**Stated task**.
Count the lines below that contain the word "this", and report only that number.

─── Records for the exercise ───

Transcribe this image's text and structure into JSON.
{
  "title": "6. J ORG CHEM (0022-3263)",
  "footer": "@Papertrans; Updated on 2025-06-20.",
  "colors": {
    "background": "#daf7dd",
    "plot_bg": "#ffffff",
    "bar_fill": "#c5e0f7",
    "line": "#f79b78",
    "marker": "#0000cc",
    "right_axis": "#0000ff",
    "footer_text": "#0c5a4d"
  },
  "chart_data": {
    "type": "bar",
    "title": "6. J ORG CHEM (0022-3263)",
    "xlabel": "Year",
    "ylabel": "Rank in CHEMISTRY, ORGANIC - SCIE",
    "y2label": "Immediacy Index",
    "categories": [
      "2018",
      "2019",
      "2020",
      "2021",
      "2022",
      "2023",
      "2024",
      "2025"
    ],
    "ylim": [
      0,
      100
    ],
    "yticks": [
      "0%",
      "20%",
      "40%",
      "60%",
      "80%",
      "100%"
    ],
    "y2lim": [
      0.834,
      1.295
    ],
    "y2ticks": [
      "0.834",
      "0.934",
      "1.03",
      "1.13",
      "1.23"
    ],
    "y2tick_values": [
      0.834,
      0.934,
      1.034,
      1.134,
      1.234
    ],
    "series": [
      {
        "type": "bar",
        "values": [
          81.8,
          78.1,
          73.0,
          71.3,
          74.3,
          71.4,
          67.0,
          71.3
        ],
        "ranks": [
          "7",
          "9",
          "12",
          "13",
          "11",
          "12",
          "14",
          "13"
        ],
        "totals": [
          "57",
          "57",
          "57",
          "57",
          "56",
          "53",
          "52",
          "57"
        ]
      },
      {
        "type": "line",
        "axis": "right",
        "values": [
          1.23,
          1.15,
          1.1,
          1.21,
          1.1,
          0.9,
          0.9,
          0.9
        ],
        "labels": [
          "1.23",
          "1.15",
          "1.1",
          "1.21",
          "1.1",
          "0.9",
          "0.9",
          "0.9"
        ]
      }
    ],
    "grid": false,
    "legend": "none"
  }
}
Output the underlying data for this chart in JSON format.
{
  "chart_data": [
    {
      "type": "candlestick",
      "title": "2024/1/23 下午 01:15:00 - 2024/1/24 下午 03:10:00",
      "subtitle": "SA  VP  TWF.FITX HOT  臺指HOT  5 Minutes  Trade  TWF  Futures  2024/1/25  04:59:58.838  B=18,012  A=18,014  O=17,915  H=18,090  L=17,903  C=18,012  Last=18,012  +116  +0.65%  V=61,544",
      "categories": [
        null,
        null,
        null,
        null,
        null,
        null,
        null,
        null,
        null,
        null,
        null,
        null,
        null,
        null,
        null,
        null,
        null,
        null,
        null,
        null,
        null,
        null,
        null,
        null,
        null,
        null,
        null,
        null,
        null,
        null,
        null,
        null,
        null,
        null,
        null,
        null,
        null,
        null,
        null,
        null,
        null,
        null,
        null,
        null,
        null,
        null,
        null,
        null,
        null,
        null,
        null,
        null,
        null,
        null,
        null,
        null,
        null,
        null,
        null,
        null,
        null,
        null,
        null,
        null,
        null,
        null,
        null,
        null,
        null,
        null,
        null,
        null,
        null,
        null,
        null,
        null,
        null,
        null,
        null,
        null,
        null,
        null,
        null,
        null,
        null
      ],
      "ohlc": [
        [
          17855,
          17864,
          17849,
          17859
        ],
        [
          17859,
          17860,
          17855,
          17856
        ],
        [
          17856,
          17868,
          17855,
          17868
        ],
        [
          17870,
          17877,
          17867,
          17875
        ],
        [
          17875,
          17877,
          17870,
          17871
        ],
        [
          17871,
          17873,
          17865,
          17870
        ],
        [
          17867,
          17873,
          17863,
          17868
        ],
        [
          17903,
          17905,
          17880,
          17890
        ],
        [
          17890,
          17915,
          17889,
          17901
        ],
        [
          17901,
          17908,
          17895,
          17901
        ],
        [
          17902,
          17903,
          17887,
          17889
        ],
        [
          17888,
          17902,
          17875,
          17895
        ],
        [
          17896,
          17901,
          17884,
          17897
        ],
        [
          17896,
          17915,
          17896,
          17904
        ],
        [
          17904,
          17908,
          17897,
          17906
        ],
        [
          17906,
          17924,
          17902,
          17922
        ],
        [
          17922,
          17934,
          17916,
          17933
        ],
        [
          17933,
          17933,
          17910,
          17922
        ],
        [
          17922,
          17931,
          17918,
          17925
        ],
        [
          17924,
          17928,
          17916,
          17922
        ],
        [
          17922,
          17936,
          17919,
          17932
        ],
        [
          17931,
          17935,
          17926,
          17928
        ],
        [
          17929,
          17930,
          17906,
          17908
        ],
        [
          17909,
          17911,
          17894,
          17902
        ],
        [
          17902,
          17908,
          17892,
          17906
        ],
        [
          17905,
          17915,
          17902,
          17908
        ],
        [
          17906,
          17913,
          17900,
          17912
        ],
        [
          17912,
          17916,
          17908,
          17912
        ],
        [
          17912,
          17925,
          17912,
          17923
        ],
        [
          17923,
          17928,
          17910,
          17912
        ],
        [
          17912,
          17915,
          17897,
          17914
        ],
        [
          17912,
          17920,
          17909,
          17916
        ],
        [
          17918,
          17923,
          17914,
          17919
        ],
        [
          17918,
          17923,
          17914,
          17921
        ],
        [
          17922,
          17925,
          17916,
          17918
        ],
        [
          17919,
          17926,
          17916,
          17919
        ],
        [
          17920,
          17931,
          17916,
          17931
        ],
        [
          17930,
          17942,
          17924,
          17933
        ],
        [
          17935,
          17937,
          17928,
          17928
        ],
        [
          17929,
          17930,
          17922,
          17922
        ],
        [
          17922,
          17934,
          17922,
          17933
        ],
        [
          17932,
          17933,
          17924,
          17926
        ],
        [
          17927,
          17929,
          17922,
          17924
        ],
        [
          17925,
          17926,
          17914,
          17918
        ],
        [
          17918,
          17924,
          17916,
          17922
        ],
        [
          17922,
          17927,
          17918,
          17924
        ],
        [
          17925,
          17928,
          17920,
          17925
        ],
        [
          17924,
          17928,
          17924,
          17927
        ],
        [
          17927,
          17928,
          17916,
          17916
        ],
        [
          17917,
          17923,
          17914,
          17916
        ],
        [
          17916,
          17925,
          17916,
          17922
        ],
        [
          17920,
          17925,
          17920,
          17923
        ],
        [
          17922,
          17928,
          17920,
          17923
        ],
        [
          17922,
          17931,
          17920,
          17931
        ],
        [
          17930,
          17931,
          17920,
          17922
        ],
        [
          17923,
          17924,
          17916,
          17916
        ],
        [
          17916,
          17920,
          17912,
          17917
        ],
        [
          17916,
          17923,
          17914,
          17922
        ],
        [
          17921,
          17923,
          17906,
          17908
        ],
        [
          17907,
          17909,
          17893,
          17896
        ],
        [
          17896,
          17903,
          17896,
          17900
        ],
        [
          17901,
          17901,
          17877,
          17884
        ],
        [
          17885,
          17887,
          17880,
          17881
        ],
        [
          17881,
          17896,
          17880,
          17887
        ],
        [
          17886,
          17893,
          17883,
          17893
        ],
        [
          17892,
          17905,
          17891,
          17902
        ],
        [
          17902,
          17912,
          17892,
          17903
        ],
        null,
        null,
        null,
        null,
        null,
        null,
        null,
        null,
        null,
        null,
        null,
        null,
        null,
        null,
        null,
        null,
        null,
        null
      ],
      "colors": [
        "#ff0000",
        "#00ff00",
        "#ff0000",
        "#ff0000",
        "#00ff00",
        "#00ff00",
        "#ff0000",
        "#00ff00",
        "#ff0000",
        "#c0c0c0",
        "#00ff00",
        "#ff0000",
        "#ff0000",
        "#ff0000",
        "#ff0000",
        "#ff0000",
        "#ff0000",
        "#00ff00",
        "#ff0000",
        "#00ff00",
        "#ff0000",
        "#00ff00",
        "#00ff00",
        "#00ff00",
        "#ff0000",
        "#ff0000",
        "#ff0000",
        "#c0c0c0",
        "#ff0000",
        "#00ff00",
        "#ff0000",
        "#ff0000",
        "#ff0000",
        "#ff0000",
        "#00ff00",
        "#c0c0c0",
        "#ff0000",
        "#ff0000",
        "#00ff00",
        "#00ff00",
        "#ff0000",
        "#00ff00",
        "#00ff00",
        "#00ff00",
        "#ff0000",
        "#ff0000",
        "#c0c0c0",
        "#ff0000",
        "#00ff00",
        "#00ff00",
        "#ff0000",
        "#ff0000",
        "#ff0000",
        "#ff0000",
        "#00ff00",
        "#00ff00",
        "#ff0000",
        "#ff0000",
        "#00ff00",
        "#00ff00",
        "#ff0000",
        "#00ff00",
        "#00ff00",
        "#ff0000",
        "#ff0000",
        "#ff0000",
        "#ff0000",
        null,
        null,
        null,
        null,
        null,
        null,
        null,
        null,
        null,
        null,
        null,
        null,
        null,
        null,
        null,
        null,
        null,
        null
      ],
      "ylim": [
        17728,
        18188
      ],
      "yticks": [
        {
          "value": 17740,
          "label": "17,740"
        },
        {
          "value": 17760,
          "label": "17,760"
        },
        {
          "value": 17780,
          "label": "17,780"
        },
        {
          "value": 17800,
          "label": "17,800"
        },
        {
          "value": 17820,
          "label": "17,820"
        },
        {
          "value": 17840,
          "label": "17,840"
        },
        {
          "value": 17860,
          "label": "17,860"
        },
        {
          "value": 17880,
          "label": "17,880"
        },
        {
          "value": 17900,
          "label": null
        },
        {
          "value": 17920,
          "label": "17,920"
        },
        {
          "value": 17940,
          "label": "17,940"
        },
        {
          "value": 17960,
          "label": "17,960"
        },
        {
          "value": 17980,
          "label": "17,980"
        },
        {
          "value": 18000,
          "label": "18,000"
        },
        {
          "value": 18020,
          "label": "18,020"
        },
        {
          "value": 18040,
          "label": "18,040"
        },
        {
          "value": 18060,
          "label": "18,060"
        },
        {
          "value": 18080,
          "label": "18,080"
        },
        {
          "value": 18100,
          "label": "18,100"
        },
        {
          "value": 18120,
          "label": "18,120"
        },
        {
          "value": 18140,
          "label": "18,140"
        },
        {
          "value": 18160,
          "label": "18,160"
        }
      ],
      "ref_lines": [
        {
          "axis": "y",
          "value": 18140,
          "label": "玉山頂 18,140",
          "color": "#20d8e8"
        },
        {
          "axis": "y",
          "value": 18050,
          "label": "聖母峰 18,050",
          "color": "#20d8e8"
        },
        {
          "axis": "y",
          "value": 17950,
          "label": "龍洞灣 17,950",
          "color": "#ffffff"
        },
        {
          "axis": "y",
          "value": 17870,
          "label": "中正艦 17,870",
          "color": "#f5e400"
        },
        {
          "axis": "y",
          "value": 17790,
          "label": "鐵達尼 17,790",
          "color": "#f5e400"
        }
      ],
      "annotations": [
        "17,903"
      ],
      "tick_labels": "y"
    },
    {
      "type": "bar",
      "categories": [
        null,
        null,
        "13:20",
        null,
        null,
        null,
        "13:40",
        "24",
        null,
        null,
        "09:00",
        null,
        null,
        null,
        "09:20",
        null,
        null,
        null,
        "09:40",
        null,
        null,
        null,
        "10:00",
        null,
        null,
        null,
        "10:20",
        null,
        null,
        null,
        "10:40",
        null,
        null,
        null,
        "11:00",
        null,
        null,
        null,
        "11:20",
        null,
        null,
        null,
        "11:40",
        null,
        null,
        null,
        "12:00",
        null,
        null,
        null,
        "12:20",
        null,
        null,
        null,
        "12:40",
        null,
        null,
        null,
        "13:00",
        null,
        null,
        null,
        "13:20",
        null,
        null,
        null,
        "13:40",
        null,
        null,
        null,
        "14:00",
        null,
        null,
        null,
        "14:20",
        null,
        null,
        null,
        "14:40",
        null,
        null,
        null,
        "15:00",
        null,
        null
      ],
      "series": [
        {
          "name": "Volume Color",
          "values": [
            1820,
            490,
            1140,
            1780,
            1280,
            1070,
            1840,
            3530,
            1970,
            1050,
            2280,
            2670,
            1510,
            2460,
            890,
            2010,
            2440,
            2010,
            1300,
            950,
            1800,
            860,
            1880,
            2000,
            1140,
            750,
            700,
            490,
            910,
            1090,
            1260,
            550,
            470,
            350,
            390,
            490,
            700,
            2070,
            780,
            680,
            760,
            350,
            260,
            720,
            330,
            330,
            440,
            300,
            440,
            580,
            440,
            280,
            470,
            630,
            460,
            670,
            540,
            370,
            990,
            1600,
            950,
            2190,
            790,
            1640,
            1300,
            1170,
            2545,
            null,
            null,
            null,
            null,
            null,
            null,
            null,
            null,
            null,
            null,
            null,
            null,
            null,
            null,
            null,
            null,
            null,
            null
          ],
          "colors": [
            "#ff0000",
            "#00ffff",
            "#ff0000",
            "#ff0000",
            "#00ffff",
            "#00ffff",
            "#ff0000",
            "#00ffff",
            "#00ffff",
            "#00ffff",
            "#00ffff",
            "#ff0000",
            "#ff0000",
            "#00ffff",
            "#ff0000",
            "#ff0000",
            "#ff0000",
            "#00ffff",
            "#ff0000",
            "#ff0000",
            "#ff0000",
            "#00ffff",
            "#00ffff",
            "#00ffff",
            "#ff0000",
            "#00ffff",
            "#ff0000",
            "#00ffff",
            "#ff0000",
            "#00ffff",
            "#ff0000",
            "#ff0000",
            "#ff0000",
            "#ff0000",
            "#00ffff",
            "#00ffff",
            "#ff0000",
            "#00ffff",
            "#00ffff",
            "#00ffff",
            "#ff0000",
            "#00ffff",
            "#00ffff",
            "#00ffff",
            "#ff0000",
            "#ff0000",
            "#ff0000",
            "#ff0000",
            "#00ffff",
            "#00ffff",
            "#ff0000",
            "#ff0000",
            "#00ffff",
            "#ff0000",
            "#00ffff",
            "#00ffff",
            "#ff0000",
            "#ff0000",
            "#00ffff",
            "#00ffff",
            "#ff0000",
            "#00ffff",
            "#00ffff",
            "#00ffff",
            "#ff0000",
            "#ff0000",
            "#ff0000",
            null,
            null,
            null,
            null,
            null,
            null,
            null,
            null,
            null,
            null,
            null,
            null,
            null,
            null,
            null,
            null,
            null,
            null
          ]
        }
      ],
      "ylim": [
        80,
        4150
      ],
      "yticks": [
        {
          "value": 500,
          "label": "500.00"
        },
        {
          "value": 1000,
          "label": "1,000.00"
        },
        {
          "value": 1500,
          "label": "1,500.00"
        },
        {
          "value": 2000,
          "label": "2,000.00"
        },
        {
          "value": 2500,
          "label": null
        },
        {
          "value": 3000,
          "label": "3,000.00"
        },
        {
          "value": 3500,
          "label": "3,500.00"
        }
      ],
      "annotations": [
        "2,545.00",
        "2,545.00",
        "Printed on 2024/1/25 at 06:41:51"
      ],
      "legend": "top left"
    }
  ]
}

───

**Worked answer**.
2